DATASET CONTENT —
------------------------------------------------
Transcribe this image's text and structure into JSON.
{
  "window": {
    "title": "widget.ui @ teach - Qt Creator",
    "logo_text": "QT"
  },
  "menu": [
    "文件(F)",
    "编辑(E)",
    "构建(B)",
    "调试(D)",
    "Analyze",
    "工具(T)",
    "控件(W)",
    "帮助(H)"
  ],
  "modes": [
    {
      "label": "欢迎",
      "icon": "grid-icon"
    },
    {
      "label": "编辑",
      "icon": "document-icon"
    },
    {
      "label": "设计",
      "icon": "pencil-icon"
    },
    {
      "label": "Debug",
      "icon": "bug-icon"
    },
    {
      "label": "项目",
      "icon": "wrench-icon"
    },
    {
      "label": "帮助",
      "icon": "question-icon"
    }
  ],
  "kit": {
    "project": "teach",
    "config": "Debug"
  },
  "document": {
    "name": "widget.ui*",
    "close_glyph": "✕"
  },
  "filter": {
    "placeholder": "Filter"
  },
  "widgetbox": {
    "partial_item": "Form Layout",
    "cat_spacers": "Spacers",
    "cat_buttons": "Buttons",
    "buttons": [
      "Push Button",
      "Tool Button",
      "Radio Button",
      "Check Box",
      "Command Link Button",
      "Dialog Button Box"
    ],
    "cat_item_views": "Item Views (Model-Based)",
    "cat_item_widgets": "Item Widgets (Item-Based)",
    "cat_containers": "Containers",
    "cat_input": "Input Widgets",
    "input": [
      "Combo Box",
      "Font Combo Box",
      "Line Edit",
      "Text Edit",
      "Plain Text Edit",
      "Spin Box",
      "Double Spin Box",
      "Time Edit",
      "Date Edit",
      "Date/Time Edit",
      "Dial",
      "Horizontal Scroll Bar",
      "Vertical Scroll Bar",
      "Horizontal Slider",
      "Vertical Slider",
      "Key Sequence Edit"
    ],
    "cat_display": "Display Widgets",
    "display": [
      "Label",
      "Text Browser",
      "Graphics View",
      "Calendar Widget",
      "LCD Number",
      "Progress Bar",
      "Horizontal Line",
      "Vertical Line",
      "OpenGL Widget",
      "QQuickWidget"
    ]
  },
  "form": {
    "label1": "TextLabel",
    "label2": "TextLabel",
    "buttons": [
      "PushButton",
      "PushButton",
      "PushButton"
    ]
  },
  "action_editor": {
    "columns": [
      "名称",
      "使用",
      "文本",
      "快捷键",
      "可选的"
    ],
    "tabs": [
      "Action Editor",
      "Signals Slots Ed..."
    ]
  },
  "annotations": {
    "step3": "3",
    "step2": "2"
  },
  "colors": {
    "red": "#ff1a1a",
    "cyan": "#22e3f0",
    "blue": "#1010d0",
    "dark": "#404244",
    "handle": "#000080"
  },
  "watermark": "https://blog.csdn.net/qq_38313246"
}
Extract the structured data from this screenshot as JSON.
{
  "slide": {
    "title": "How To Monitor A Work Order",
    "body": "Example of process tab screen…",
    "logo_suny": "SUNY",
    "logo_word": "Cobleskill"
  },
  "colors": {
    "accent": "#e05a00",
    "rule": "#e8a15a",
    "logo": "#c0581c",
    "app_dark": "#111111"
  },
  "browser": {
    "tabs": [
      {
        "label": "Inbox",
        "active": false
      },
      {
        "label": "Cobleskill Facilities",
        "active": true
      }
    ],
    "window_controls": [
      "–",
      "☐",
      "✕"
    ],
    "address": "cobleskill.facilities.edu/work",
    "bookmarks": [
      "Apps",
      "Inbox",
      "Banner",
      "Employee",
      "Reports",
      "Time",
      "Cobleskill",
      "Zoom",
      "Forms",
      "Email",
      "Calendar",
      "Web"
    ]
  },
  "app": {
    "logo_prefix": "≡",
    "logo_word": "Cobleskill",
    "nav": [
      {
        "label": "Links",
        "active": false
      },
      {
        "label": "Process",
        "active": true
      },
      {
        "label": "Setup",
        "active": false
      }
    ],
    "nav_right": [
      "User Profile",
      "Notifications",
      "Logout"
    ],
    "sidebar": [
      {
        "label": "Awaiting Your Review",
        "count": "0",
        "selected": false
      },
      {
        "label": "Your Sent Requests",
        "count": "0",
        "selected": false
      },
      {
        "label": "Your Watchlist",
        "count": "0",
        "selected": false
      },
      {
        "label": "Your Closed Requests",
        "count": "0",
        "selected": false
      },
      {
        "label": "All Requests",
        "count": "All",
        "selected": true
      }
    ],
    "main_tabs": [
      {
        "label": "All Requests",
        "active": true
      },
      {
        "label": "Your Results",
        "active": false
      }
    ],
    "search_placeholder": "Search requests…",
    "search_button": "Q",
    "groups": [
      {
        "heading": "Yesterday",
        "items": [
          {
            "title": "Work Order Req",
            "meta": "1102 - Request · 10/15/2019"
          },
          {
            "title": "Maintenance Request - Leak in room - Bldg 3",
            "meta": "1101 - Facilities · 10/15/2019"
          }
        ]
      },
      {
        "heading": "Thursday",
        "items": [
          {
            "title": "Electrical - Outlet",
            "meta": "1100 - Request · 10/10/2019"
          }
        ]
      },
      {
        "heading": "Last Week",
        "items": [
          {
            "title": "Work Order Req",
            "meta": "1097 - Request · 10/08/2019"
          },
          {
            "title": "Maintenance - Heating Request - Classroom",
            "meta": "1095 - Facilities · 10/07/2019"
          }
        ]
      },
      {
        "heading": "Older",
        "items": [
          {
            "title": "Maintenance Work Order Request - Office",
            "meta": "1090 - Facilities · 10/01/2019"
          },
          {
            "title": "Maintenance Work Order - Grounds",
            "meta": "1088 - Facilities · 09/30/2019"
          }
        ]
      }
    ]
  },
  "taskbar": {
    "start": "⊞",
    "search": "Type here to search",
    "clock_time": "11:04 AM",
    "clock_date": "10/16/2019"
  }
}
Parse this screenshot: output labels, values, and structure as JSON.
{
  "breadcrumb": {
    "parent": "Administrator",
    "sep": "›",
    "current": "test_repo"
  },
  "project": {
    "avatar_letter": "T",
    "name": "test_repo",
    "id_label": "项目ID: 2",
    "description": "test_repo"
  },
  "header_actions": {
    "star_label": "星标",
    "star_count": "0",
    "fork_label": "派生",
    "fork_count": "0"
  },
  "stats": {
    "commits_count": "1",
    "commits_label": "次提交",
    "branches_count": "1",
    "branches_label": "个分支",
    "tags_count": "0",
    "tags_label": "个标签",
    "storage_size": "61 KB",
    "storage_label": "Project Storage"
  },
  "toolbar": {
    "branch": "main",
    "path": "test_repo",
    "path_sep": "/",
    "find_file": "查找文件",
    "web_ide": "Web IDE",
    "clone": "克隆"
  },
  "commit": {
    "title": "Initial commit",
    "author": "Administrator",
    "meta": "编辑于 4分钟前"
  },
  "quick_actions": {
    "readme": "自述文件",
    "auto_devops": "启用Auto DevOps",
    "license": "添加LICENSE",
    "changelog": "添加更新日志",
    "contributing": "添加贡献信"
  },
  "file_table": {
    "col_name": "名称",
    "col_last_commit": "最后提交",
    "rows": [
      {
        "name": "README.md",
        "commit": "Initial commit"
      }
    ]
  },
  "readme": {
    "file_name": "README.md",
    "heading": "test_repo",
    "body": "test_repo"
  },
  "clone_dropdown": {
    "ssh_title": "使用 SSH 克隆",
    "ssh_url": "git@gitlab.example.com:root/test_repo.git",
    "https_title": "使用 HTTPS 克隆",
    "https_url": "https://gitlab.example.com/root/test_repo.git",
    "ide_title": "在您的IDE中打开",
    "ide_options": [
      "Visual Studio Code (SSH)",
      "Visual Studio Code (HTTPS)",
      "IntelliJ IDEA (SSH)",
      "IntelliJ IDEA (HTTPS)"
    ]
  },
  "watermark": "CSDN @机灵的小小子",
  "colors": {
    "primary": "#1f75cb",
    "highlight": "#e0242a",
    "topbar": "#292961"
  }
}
------------------------------------------------
DIRECTION — Pull out and copy each line containing the string "JSON".

COMPLETED EXERCISE —
Transcribe this image's text and structure into JSON.
Extract the structured data from this screenshot as JSON.
Parse this screenshot: output labels, values, and structure as JSON.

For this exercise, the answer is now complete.